Brief: Search the material for "seminarians" and show all lines that contain it.

[Data entries for graphics]
++++++++++++++++++++

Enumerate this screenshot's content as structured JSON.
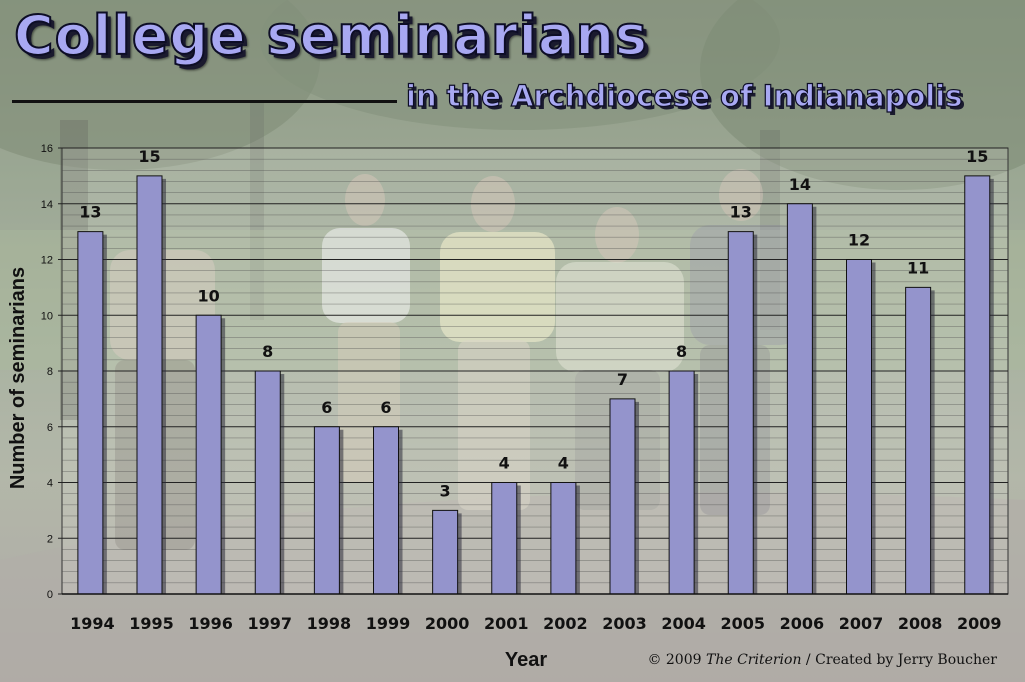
{
  "chart_data": {
    "type": "bar",
    "title": "College seminarians",
    "subtitle": "in the Archdiocese of Indianapolis",
    "xlabel": "Year",
    "ylabel": "Number of seminarians",
    "ylim": [
      0,
      16
    ],
    "yticks": [
      0,
      2,
      4,
      6,
      8,
      10,
      12,
      14,
      16
    ],
    "grid": true,
    "categories": [
      "1994",
      "1995",
      "1996",
      "1997",
      "1998",
      "1999",
      "2000",
      "2001",
      "2002",
      "2003",
      "2004",
      "2005",
      "2006",
      "2007",
      "2008",
      "2009"
    ],
    "values": [
      13,
      15,
      10,
      8,
      6,
      6,
      3,
      4,
      4,
      7,
      8,
      13,
      14,
      12,
      11,
      15
    ],
    "bar_color": "#9494cc",
    "title_color": "#a8a8f2"
  },
  "credit": {
    "prefix": "© 2009 ",
    "publication": "The Criterion",
    "suffix": " / Created by Jerry Boucher"
  }
}
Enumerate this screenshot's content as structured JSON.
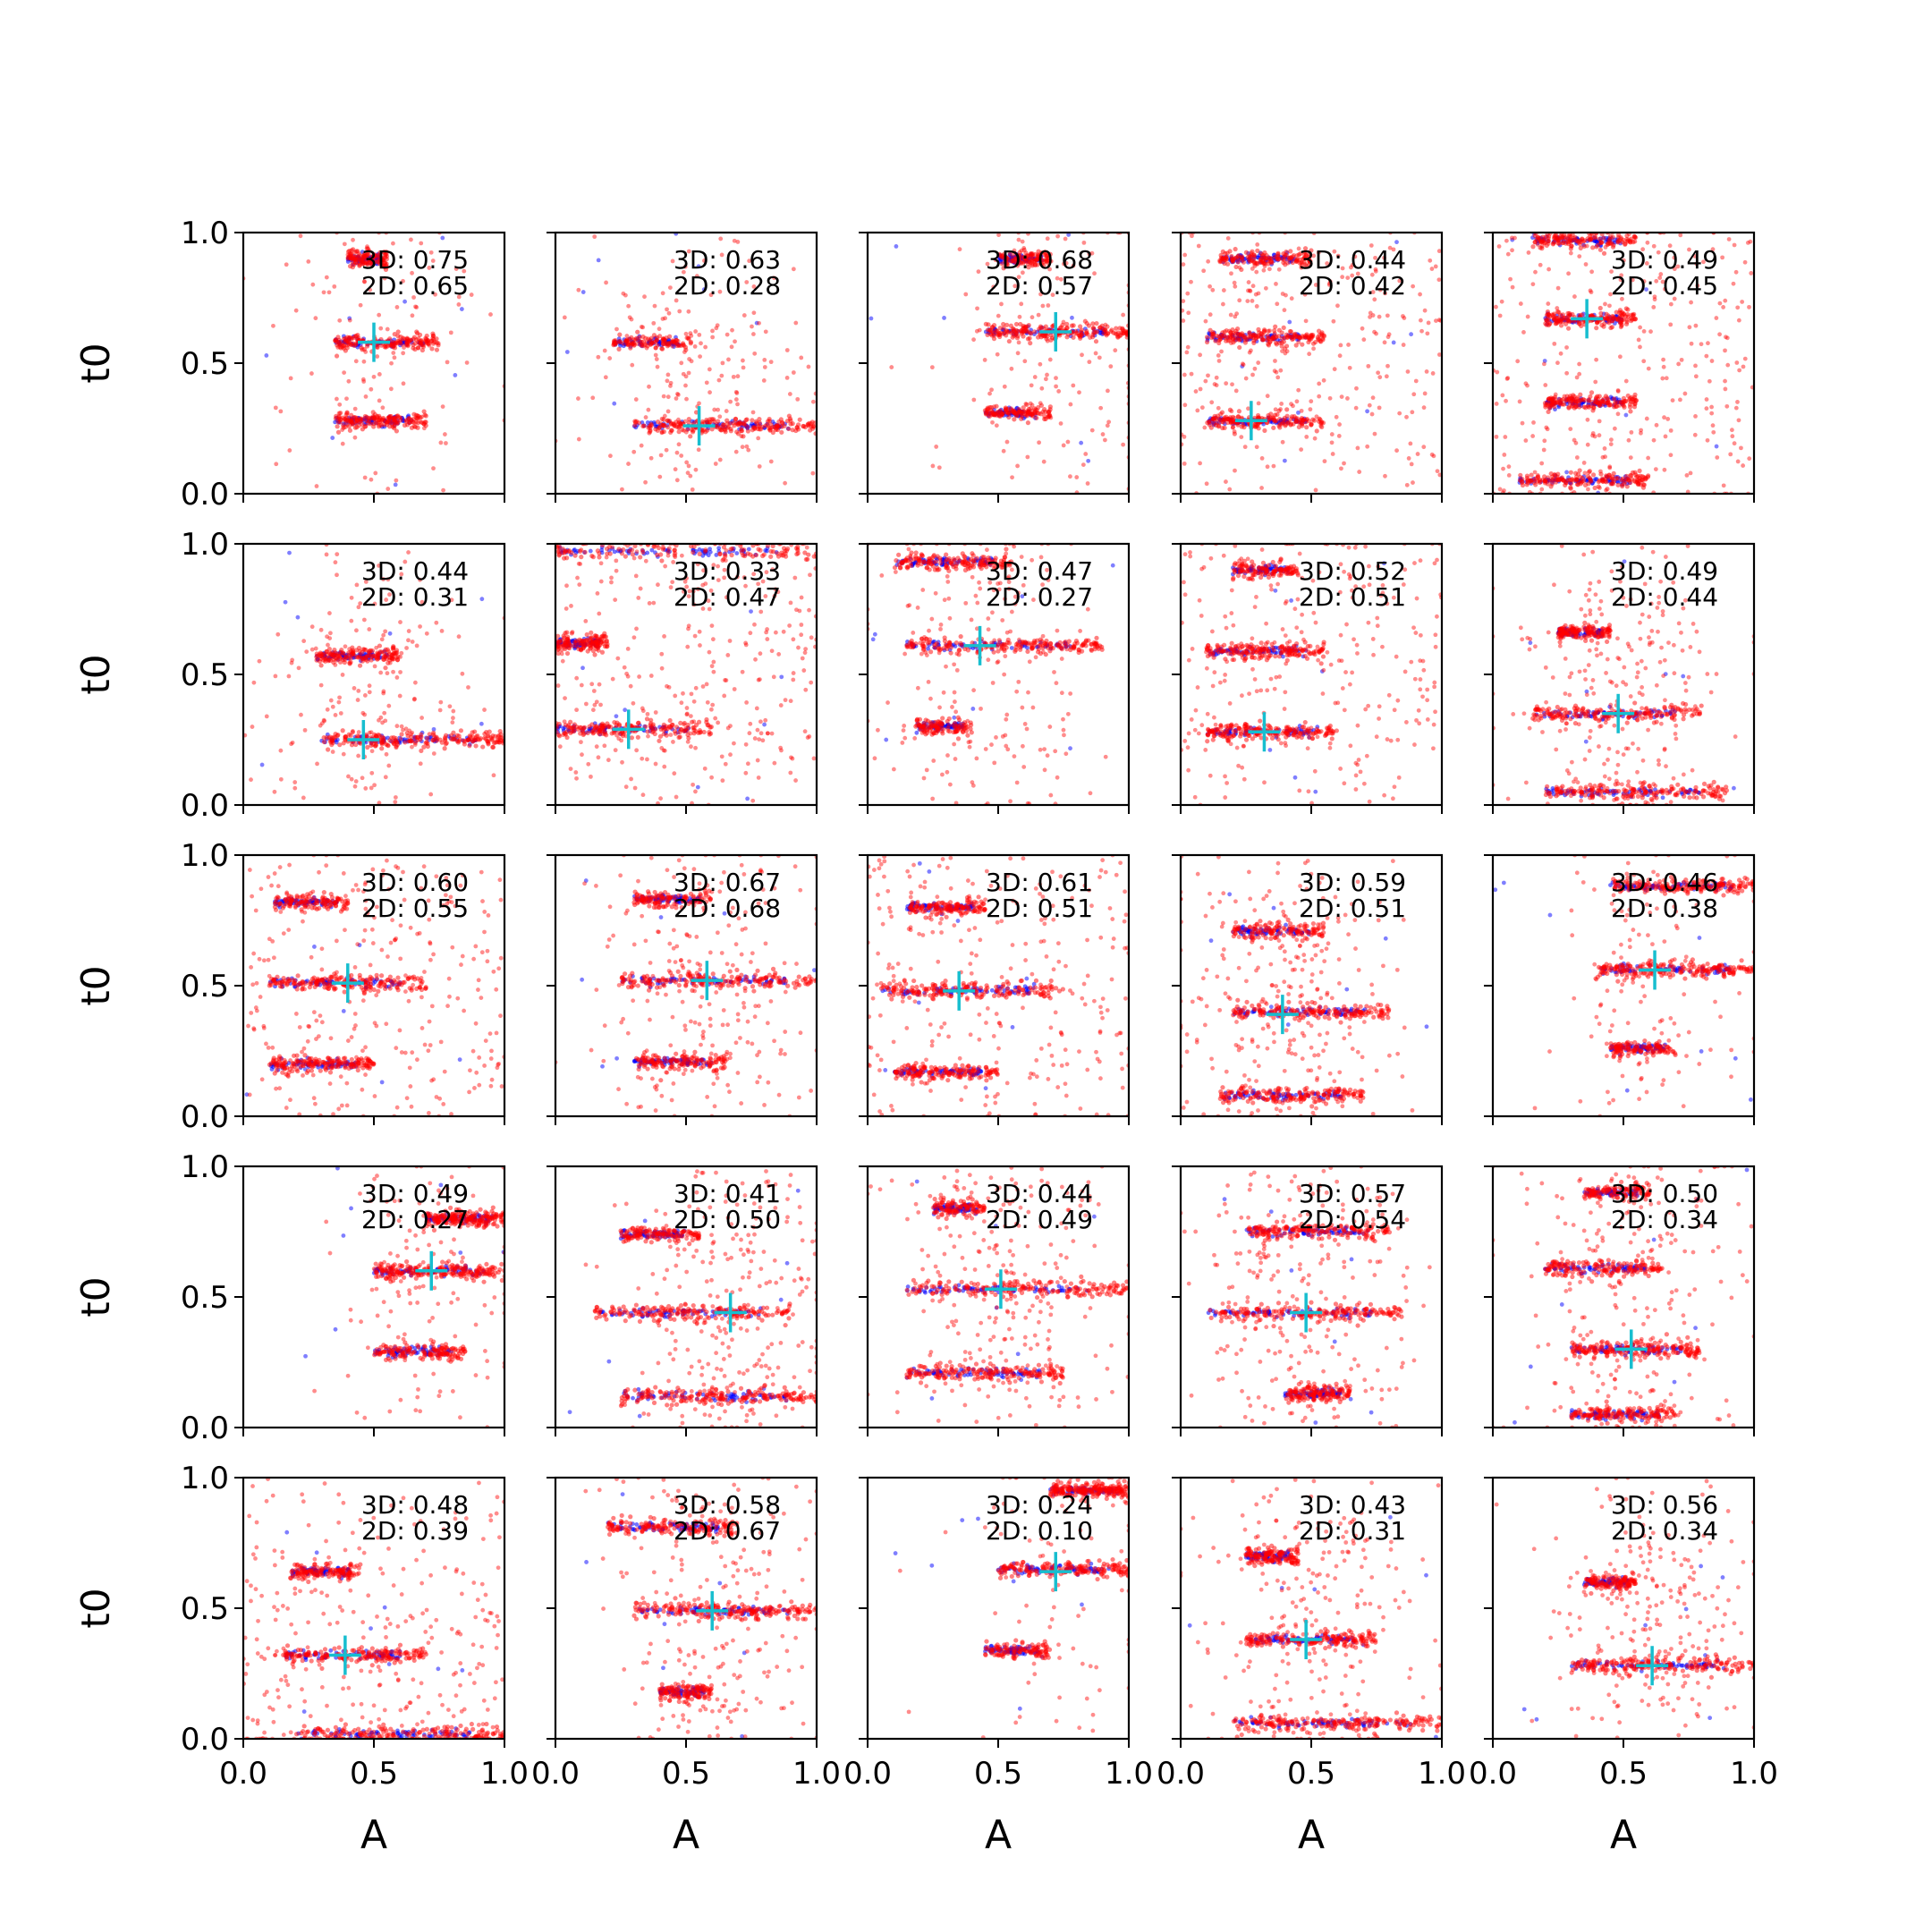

++++++++++++++++++++

Result of this exercise:
    "title": "College seminarians",
    "ylabel": "Number of seminarians",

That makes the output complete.